## Begin LISTED RECORDS

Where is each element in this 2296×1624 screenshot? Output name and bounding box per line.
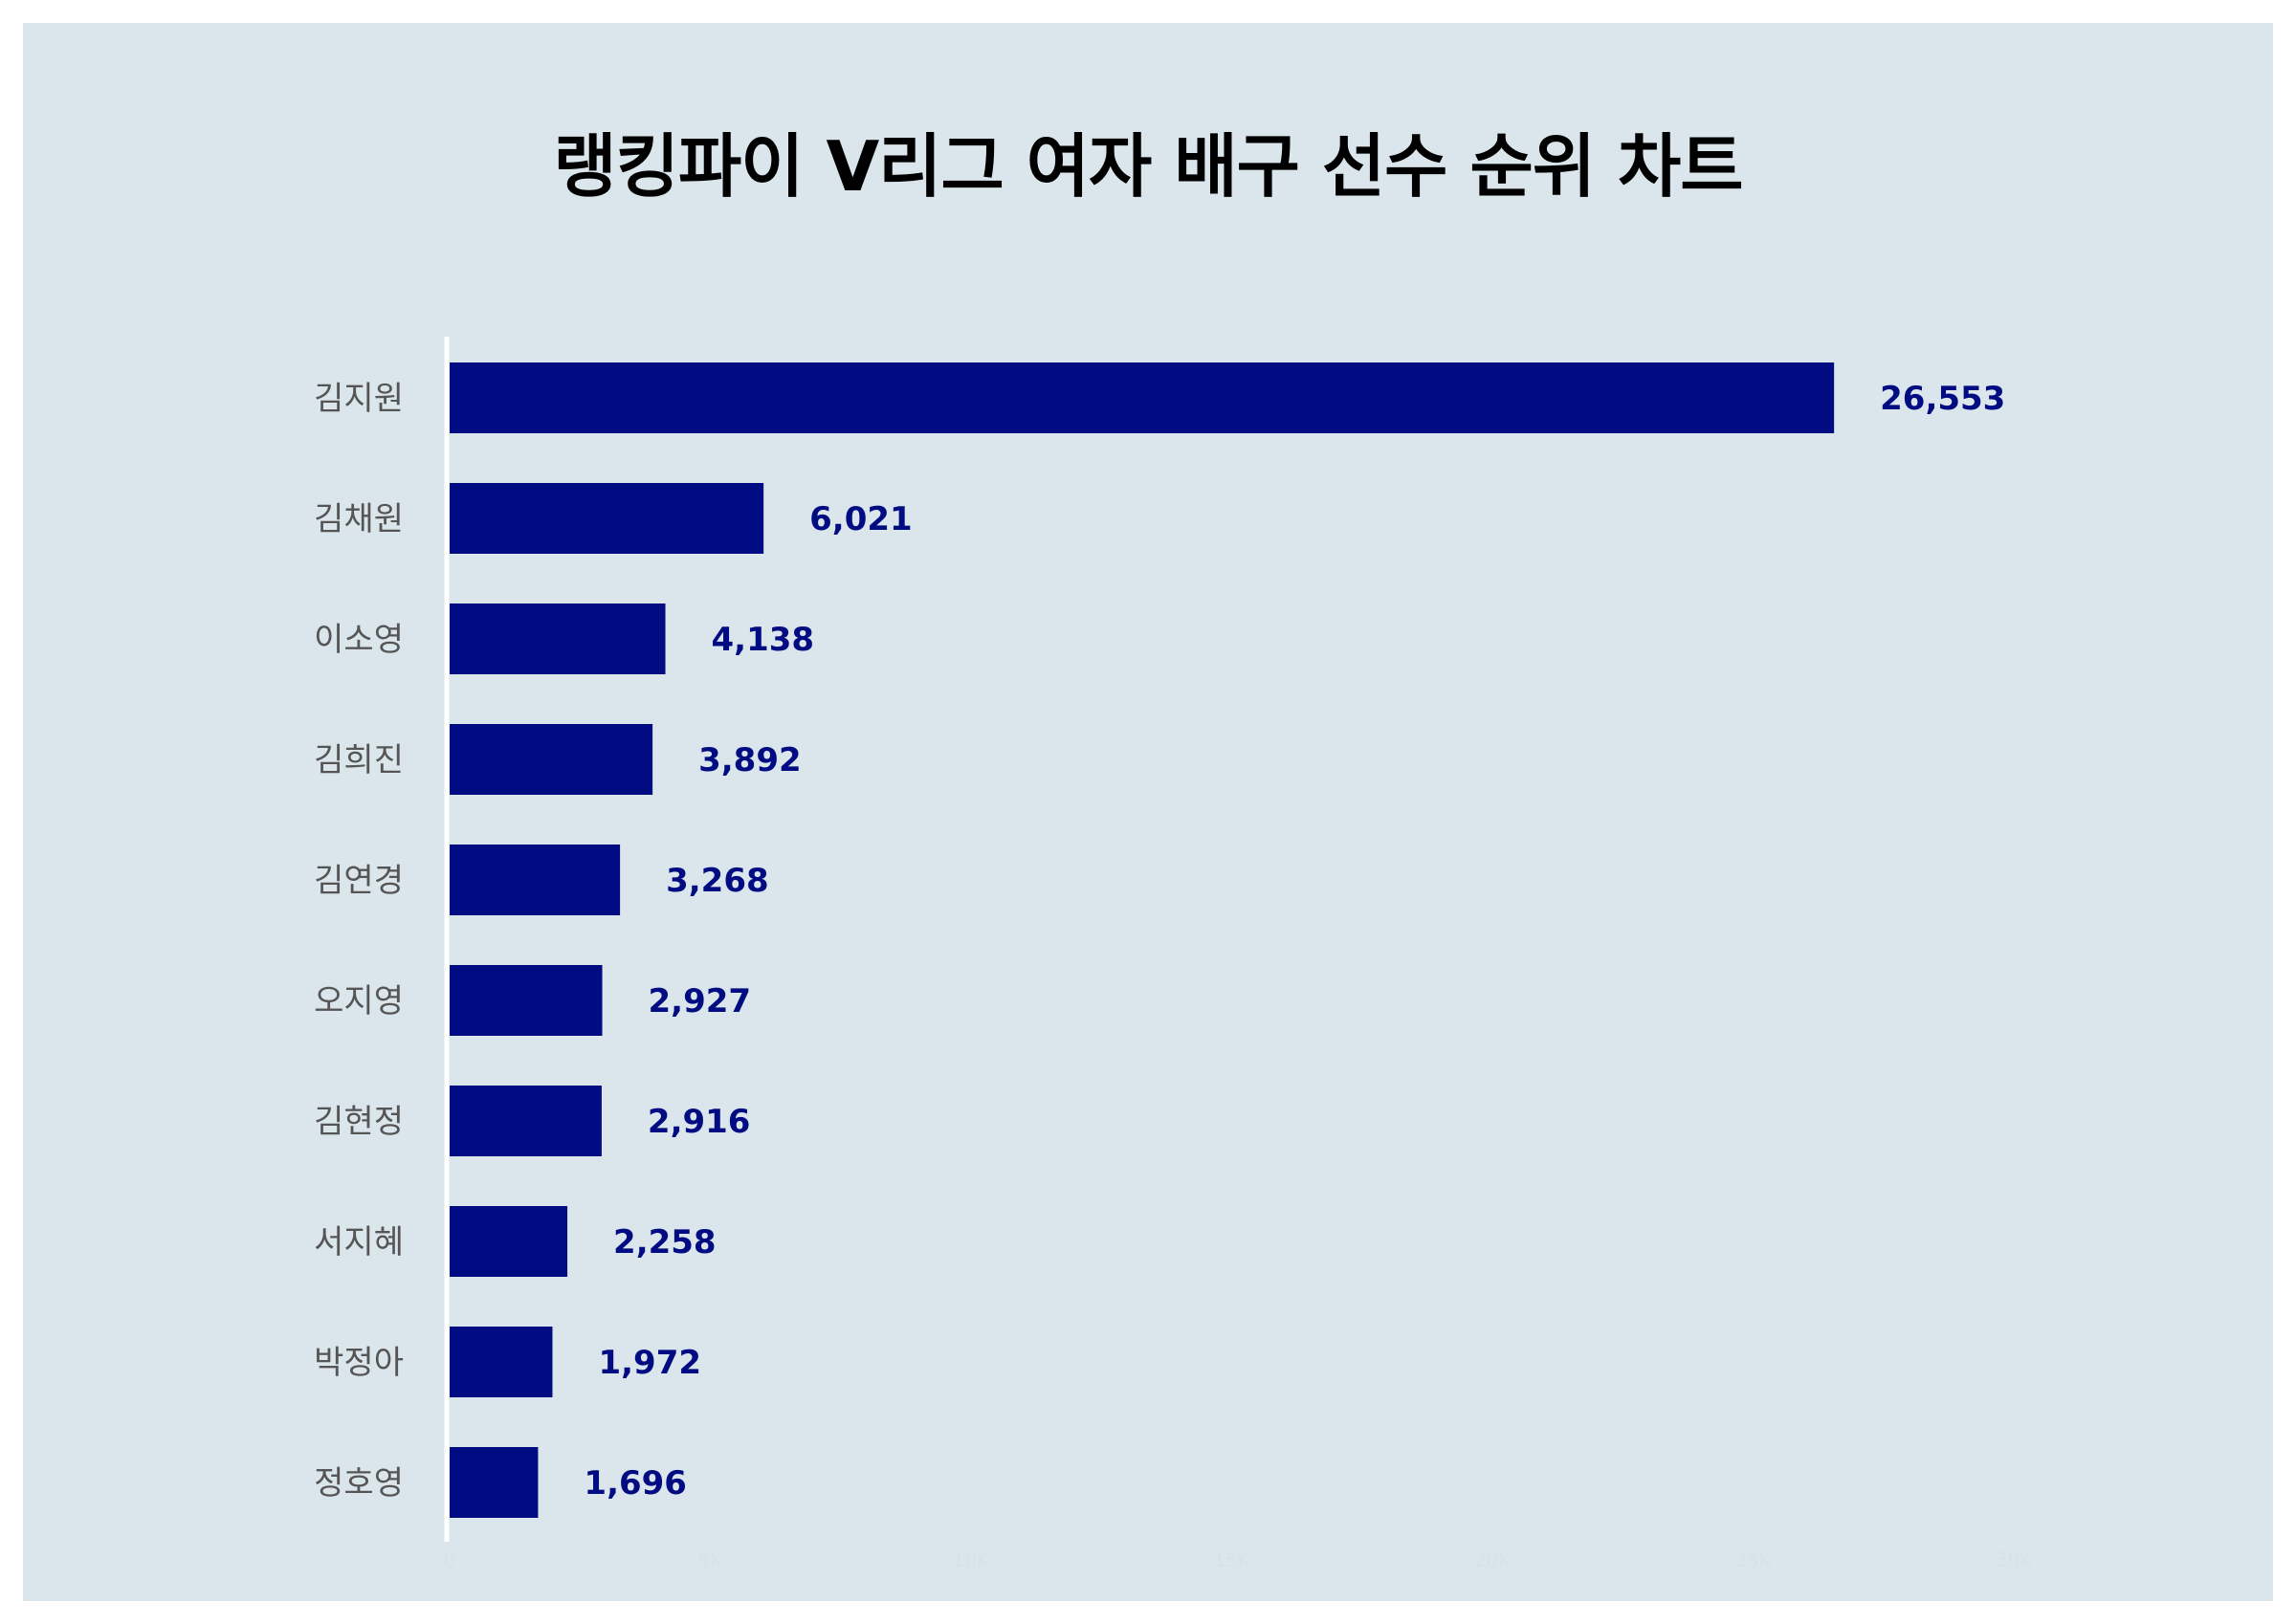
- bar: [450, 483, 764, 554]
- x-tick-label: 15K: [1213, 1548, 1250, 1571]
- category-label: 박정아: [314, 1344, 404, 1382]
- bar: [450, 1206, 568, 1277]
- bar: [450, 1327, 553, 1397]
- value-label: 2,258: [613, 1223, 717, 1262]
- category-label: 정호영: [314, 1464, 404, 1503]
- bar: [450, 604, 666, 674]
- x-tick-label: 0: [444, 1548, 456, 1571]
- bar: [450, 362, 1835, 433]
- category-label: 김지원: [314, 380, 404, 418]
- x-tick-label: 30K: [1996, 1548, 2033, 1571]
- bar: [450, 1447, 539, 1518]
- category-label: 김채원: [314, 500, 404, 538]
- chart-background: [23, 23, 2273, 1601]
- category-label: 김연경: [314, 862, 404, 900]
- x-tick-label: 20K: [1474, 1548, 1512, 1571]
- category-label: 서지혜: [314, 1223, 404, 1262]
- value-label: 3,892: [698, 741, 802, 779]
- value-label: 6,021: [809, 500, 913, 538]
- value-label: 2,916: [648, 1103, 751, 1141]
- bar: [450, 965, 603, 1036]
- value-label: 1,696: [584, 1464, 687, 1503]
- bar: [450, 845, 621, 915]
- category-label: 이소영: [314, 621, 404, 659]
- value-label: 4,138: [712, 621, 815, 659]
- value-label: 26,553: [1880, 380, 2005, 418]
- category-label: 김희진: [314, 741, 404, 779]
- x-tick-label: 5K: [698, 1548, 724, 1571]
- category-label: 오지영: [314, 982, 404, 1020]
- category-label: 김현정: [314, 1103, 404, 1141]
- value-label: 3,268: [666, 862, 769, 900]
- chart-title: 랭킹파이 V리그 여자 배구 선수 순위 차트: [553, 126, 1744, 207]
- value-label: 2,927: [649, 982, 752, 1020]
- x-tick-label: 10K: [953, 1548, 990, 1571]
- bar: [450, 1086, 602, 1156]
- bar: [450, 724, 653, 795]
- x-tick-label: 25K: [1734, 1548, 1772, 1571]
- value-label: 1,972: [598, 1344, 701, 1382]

## End LISTED RECORDS
## Begin LISTED RECORDS

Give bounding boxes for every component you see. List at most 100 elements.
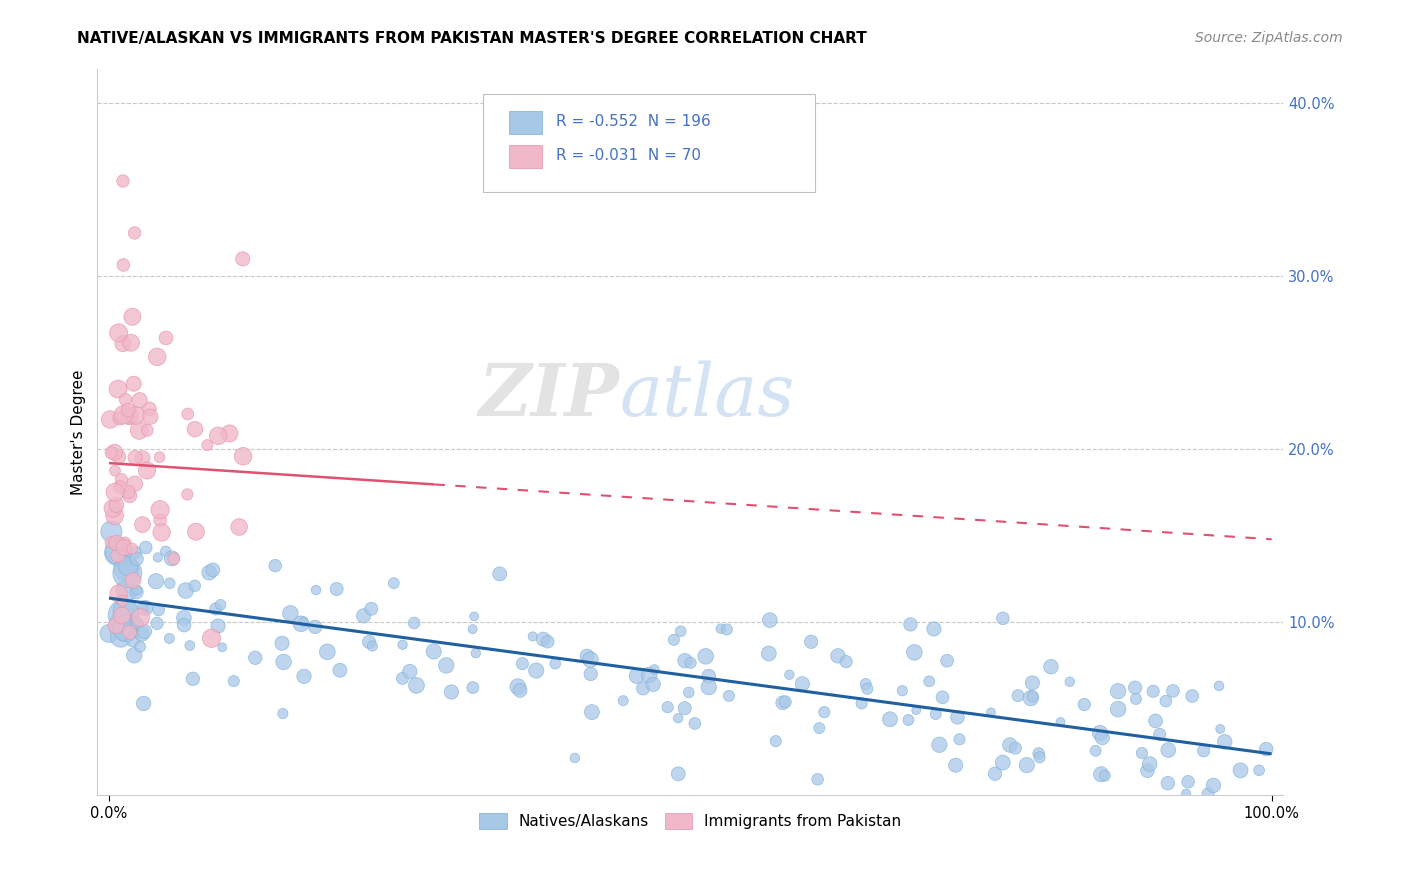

## End LISTED RECORDS

◆ **TASK TO COMPLETE**:
Copy the records from the line containing "Where is each" through the line containing "- value-label: 1,972: [598, 1344, 701, 1382]", leaving out the picture.

◆ **RESULT FOR THIS TASK**:
Where is each element in this 2296×1624 screenshot? Output name and bounding box per line.
- bar: [450, 483, 764, 554]
- x-tick-label: 15K: [1213, 1548, 1250, 1571]
- category-label: 박정아: [314, 1344, 404, 1382]
- bar: [450, 1206, 568, 1277]
- bar: [450, 1327, 553, 1397]
- value-label: 2,258: [613, 1223, 717, 1262]
- category-label: 정호영: [314, 1464, 404, 1503]
- bar: [450, 604, 666, 674]
- x-tick-label: 0: [444, 1548, 456, 1571]
- bar: [450, 362, 1835, 433]
- category-label: 김지원: [314, 380, 404, 418]
- x-tick-label: 30K: [1996, 1548, 2033, 1571]
- bar: [450, 1447, 539, 1518]
- category-label: 김채원: [314, 500, 404, 538]
- chart-background: [23, 23, 2273, 1601]
- category-label: 김연경: [314, 862, 404, 900]
- x-tick-label: 20K: [1474, 1548, 1512, 1571]
- category-label: 서지혜: [314, 1223, 404, 1262]
- value-label: 3,892: [698, 741, 802, 779]
- value-label: 6,021: [809, 500, 913, 538]
- value-label: 2,916: [648, 1103, 751, 1141]
- bar: [450, 965, 603, 1036]
- value-label: 1,696: [584, 1464, 687, 1503]
- bar: [450, 845, 621, 915]
- category-label: 이소영: [314, 621, 404, 659]
- value-label: 4,138: [712, 621, 815, 659]
- value-label: 26,553: [1880, 380, 2005, 418]
- category-label: 김희진: [314, 741, 404, 779]
- x-tick-label: 5K: [698, 1548, 724, 1571]
- category-label: 오지영: [314, 982, 404, 1020]
- category-label: 김현정: [314, 1103, 404, 1141]
- value-label: 3,268: [666, 862, 769, 900]
- chart-title: 랭킹파이 V리그 여자 배구 선수 순위 차트: [553, 126, 1744, 207]
- value-label: 2,927: [649, 982, 752, 1020]
- x-tick-label: 10K: [953, 1548, 990, 1571]
- bar: [450, 1086, 602, 1156]
- bar: [450, 724, 653, 795]
- x-tick-label: 25K: [1734, 1548, 1772, 1571]
- value-label: 1,972: [598, 1344, 701, 1382]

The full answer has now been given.